Work instructions: Go through the records and give each one again exactly.

Data entries
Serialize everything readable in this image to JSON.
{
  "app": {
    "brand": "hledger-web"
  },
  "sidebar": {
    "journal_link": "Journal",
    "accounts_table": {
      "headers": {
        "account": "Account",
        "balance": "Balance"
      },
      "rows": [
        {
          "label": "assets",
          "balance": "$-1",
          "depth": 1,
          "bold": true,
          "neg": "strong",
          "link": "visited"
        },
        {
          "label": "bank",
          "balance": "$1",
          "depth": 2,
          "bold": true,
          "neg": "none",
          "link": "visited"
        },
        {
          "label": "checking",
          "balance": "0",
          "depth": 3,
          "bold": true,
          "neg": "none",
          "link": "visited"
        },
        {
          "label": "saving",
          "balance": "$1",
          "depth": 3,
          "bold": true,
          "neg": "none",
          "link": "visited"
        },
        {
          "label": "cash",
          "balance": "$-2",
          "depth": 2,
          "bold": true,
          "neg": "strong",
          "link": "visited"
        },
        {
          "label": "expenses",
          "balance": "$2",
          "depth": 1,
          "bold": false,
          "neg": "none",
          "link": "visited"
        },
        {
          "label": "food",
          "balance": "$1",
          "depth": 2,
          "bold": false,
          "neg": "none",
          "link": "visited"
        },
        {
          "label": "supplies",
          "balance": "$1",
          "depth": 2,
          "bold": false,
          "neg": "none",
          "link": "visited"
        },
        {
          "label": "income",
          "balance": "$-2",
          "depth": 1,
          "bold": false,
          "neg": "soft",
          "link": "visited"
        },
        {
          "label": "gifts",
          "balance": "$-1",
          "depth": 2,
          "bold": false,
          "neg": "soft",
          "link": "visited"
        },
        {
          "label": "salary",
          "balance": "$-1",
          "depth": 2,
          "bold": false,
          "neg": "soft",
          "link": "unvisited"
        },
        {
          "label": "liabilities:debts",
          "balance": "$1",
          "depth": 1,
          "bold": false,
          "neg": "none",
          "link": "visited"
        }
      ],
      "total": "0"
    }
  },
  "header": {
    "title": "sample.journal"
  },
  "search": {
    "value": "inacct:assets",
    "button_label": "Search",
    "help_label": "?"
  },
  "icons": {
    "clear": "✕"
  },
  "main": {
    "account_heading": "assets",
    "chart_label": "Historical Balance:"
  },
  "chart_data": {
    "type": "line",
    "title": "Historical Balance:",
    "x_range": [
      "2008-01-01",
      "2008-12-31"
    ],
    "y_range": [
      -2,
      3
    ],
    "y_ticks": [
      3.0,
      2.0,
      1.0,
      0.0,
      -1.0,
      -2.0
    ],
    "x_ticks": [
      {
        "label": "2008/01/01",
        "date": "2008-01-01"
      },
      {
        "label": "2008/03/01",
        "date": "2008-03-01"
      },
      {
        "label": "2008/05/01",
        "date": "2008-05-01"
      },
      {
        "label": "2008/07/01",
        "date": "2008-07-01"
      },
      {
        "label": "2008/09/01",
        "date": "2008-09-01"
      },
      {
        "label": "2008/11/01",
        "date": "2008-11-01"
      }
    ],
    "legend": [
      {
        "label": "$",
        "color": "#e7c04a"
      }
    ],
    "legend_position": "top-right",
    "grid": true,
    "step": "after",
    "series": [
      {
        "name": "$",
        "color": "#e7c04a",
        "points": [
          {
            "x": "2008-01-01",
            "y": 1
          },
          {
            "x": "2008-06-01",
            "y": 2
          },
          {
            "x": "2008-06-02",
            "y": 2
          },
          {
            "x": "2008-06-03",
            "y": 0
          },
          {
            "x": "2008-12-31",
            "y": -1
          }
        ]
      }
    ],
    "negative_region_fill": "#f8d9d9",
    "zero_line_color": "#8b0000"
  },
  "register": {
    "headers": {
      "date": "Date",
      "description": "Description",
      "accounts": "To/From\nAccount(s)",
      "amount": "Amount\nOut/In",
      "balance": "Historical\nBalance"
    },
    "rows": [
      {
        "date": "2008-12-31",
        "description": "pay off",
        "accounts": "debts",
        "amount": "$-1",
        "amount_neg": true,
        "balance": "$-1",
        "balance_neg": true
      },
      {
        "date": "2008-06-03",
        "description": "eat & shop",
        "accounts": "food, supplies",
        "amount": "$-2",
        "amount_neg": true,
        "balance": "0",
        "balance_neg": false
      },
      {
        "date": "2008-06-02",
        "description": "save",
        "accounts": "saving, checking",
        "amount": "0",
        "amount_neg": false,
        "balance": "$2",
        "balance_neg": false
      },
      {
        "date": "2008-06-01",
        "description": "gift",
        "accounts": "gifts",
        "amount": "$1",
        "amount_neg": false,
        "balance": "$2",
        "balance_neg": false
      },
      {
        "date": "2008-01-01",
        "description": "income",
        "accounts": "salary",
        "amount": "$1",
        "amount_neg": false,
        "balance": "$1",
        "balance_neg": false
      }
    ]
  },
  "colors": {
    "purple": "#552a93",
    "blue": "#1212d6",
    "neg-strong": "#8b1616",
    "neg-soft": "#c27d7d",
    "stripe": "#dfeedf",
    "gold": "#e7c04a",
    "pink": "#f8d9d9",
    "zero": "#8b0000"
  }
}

Full output:
Serialize everything readable in this image to JSON.
{
  "app": {
    "brand": "hledger-web"
  },
  "sidebar": {
    "journal_link": "Journal",
    "accounts_table": {
      "headers": {
        "account": "Account",
        "balance": "Balance"
      },
      "rows": [
        {
          "label": "assets",
          "balance": "$-1",
          "depth": 1,
          "bold": true,
          "neg": "strong",
          "link": "visited"
        },
        {
          "label": "bank",
          "balance": "$1",
          "depth": 2,
          "bold": true,
          "neg": "none",
          "link": "visited"
        },
        {
          "label": "checking",
          "balance": "0",
          "depth": 3,
          "bold": true,
          "neg": "none",
          "link": "visited"
        },
        {
          "label": "saving",
          "balance": "$1",
          "depth": 3,
          "bold": true,
          "neg": "none",
          "link": "visited"
        },
        {
          "label": "cash",
          "balance": "$-2",
          "depth": 2,
          "bold": true,
          "neg": "strong",
          "link": "visited"
        },
        {
          "label": "expenses",
          "balance": "$2",
          "depth": 1,
          "bold": false,
          "neg": "none",
          "link": "visited"
        },
        {
          "label": "food",
          "balance": "$1",
          "depth": 2,
          "bold": false,
          "neg": "none",
          "link": "visited"
        },
        {
          "label": "supplies",
          "balance": "$1",
          "depth": 2,
          "bold": false,
          "neg": "none",
          "link": "visited"
        },
        {
          "label": "income",
          "balance": "$-2",
          "depth": 1,
          "bold": false,
          "neg": "soft",
          "link": "visited"
        },
        {
          "label": "gifts",
          "balance": "$-1",
          "depth": 2,
          "bold": false,
          "neg": "soft",
          "link": "visited"
        },
        {
          "label": "salary",
          "balance": "$-1",
          "depth": 2,
          "bold": false,
          "neg": "soft",
          "link": "unvisited"
        },
        {
          "label": "liabilities:debts",
          "balance": "$1",
          "depth": 1,
          "bold": false,
          "neg": "none",
          "link": "visited"
        }
      ],
      "total": "0"
    }
  },
  "header": {
    "title": "sample.journal"
  },
  "search": {
    "value": "inacct:assets",
    "button_label": "Search",
    "help_label": "?"
  },
  "icons": {
    "clear": "✕"
  },
  "main": {
    "account_heading": "assets",
    "chart_label": "Historical Balance:"
  },
  "chart_data": {
    "type": "line",
    "title": "Historical Balance:",
    "x_range": [
      "2008-01-01",
      "2008-12-31"
    ],
    "y_range": [
      -2,
      3
    ],
    "y_ticks": [
      3.0,
      2.0,
      1.0,
      0.0,
      -1.0,
      -2.0
    ],
    "x_ticks": [
      {
        "label": "2008/01/01",
        "date": "2008-01-01"
      },
      {
        "label": "2008/03/01",
        "date": "2008-03-01"
      },
      {
        "label": "2008/05/01",
        "date": "2008-05-01"
      },
      {
        "label": "2008/07/01",
        "date": "2008-07-01"
      },
      {
        "label": "2008/09/01",
        "date": "2008-09-01"
      },
      {
        "label": "2008/11/01",
        "date": "2008-11-01"
      }
    ],
    "legend": [
      {
        "label": "$",
        "color": "#e7c04a"
      }
    ],
    "legend_position": "top-right",
    "grid": true,
    "step": "after",
    "series": [
      {
        "name": "$",
        "color": "#e7c04a",
        "points": [
          {
            "x": "2008-01-01",
            "y": 1
          },
          {
            "x": "2008-06-01",
            "y": 2
          },
          {
            "x": "2008-06-02",
            "y": 2
          },
          {
            "x": "2008-06-03",
            "y": 0
          },
          {
            "x": "2008-12-31",
            "y": -1
          }
        ]
      }
    ],
    "negative_region_fill": "#f8d9d9",
    "zero_line_color": "#8b0000"
  },
  "register": {
    "headers": {
      "date": "Date",
      "description": "Description",
      "accounts": "To/From\nAccount(s)",
      "amount": "Amount\nOut/In",
      "balance": "Historical\nBalance"
    },
    "rows": [
      {
        "date": "2008-12-31",
        "description": "pay off",
        "accounts": "debts",
        "amount": "$-1",
        "amount_neg": true,
        "balance": "$-1",
        "balance_neg": true
      },
      {
        "date": "2008-06-03",
        "description": "eat & shop",
        "accounts": "food, supplies",
        "amount": "$-2",
        "amount_neg": true,
        "balance": "0",
        "balance_neg": false
      },
      {
        "date": "2008-06-02",
        "description": "save",
        "accounts": "saving, checking",
        "amount": "0",
        "amount_neg": false,
        "balance": "$2",
        "balance_neg": false
      },
      {
        "date": "2008-06-01",
        "description": "gift",
        "accounts": "gifts",
        "amount": "$1",
        "amount_neg": false,
        "balance": "$2",
        "balance_neg": false
      },
      {
        "date": "2008-01-01",
        "description": "income",
        "accounts": "salary",
        "amount": "$1",
        "amount_neg": false,
        "balance": "$1",
        "balance_neg": false
      }
    ]
  },
  "colors": {
    "purple": "#552a93",
    "blue": "#1212d6",
    "neg-strong": "#8b1616",
    "neg-soft": "#c27d7d",
    "stripe": "#dfeedf",
    "gold": "#e7c04a",
    "pink": "#f8d9d9",
    "zero": "#8b0000"
  }
}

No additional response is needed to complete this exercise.